▶ What you have to do: Identify, in the records below, every line where the string "label" appears, and copy each such line.

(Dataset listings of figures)
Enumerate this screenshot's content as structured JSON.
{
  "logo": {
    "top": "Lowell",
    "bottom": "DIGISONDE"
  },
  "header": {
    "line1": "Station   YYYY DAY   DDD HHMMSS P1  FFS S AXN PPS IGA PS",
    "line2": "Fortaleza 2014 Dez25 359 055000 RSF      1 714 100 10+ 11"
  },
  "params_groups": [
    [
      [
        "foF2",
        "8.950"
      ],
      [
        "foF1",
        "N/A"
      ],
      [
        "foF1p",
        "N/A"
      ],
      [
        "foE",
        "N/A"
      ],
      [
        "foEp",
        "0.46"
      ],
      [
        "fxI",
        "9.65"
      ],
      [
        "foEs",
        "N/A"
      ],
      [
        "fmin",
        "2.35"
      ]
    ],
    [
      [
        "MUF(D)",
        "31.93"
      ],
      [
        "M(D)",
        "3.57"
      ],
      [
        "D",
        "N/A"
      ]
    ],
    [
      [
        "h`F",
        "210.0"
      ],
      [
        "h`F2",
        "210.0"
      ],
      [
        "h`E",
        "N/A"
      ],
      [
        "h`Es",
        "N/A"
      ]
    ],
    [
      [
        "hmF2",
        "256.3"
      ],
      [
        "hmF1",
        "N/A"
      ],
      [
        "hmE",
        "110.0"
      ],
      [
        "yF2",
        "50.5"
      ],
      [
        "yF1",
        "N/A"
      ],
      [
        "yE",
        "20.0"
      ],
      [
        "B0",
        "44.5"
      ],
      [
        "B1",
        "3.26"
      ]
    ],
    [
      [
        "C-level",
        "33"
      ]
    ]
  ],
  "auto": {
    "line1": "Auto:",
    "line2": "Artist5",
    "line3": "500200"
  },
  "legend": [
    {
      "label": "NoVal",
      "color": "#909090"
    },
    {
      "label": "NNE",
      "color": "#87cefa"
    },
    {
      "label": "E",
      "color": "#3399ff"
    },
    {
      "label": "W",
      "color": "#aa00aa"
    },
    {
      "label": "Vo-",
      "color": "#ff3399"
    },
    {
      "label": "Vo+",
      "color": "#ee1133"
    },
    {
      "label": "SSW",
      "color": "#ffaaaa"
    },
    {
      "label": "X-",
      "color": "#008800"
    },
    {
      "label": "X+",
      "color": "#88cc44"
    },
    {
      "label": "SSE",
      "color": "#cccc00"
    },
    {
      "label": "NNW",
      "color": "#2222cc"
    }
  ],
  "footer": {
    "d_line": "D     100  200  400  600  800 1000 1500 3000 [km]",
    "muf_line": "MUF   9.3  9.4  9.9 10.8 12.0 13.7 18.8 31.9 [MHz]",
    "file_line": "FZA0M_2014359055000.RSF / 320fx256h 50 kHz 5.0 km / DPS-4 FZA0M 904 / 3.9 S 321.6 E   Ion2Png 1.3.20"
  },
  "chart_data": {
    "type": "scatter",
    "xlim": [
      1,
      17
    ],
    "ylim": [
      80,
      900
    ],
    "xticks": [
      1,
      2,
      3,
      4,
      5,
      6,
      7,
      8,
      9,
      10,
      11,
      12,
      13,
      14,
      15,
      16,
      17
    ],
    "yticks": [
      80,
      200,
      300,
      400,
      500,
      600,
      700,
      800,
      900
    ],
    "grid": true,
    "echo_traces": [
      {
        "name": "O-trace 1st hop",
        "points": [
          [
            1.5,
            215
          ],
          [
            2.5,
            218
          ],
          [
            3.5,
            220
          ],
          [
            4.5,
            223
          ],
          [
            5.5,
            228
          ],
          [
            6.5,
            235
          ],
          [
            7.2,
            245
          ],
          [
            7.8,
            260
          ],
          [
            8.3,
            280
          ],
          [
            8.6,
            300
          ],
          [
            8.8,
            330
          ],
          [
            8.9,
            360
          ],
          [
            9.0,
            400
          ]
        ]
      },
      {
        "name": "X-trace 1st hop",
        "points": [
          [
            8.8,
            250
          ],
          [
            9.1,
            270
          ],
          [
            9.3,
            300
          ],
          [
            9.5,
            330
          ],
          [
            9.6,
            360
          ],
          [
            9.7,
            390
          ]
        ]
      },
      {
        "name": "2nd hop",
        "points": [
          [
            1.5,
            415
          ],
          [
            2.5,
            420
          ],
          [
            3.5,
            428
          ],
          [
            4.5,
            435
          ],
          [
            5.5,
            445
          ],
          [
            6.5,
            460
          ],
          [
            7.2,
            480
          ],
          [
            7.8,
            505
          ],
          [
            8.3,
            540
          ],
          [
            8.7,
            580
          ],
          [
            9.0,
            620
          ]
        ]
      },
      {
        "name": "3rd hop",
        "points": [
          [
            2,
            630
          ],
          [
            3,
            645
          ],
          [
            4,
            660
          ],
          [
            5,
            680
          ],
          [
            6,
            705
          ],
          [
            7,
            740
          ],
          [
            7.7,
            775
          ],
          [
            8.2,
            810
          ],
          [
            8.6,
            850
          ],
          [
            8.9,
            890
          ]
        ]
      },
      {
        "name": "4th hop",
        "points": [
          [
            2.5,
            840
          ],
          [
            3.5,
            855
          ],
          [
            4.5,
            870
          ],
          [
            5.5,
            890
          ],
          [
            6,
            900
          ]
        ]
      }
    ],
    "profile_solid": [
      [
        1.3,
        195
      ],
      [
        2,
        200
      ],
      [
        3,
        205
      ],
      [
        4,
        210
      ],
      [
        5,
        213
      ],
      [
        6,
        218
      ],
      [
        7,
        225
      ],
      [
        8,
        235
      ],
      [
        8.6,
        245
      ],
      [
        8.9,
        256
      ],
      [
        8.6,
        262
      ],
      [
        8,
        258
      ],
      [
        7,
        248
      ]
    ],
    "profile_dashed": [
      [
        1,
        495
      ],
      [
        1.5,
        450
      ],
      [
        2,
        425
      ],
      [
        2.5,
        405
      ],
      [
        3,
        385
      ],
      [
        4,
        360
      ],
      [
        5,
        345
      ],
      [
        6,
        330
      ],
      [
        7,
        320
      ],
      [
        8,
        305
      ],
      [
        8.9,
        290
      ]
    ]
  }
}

▶ In response:
      "label": "NoVal",
      "label": "NNE",
      "label": "E",
      "label": "W",
      "label": "Vo-",
      "label": "Vo+",
      "label": "SSW",
      "label": "X-",
      "label": "X+",
      "label": "SSE",
      "label": "NNW",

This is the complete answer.